Reproduce all the entries precisely.

◆ DATA SUPPLIED
<<<<

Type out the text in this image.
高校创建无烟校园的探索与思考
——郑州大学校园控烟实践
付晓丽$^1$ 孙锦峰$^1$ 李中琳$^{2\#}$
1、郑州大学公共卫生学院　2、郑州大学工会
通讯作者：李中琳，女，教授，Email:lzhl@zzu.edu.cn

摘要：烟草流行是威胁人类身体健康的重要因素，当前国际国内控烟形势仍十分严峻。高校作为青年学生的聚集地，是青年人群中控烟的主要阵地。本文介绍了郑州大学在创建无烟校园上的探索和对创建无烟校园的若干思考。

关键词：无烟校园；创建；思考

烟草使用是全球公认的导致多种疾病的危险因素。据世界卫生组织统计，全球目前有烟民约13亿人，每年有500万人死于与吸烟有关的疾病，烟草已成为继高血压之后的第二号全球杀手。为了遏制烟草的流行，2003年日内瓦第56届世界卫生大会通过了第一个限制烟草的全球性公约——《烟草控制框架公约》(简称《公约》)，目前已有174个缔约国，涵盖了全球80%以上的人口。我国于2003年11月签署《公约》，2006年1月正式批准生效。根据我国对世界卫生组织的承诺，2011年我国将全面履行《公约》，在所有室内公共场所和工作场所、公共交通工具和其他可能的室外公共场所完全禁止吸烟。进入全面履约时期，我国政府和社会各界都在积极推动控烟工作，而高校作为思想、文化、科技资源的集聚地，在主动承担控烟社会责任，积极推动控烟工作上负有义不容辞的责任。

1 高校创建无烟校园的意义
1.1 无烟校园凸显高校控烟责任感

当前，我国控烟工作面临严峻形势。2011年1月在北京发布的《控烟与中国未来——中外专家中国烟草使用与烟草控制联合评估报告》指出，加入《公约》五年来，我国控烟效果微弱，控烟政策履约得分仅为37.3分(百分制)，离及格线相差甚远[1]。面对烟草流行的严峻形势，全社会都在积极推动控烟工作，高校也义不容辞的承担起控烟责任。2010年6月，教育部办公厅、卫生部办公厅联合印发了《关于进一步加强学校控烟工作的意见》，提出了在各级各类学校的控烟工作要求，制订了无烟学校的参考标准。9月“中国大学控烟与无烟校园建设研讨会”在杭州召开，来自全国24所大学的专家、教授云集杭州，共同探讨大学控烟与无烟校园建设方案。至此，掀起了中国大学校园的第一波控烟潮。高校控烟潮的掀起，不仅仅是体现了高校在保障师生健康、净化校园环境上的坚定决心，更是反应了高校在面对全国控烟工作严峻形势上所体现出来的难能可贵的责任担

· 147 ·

>>>>

◆ SOLUTION
Type out the text in this image.
高校创建无烟校园的探索与思考
——郑州大学校园控烟实践
付晓丽$^1$ 孙锦峰$^1$ 李中琳$^{2\#}$
1、郑州大学公共卫生学院　2、郑州大学工会
通讯作者：李中琳，女，教授，Email:lzhl@zzu.edu.cn

摘要：烟草流行是威胁人类身体健康的重要因素，当前国际国内控烟形势仍十分严峻。高校作为青年学生的聚集地，是青年人群中控烟的主要阵地。本文介绍了郑州大学在创建无烟校园上的探索和对创建无烟校园的若干思考。

关键词：无烟校园；创建；思考

烟草使用是全球公认的导致多种疾病的危险因素。据世界卫生组织统计，全球目前有烟民约13亿人，每年有500万人死于与吸烟有关的疾病，烟草已成为继高血压之后的第二号全球杀手。为了遏制烟草的流行，2003年日内瓦第56届世界卫生大会通过了第一个限制烟草的全球性公约——《烟草控制框架公约》(简称《公约》)，目前已有174个缔约国，涵盖了全球80%以上的人口。我国于2003年11月签署《公约》，2006年1月正式批准生效。根据我国对世界卫生组织的承诺，2011年我国将全面履行《公约》，在所有室内公共场所和工作场所、公共交通工具和其他可能的室外公共场所完全禁止吸烟。进入全面履约时期，我国政府和社会各界都在积极推动控烟工作，而高校作为思想、文化、科技资源的集聚地，在主动承担控烟社会责任，积极推动控烟工作上负有义不容辞的责任。

1 高校创建无烟校园的意义
1.1 无烟校园凸显高校控烟责任感

当前，我国控烟工作面临严峻形势。2011年1月在北京发布的《控烟与中国未来——中外专家中国烟草使用与烟草控制联合评估报告》指出，加入《公约》五年来，我国控烟效果微弱，控烟政策履约得分仅为37.3分(百分制)，离及格线相差甚远[1]。面对烟草流行的严峻形势，全社会都在积极推动控烟工作，高校也义不容辞的承担起控烟责任。2010年6月，教育部办公厅、卫生部办公厅联合印发了《关于进一步加强学校控烟工作的意见》，提出了在各级各类学校的控烟工作要求，制订了无烟学校的参考标准。9月“中国大学控烟与无烟校园建设研讨会”在杭州召开，来自全国24所大学的专家、教授云集杭州，共同探讨大学控烟与无烟校园建设方案。至此，掀起了中国大学校园的第一波控烟潮。高校控烟潮的掀起，不仅仅是体现了高校在保障师生健康、净化校园环境上的坚定决心，更是反应了高校在面对全国控烟工作严峻形势上所体现出来的难能可贵的责任担

· 147 ·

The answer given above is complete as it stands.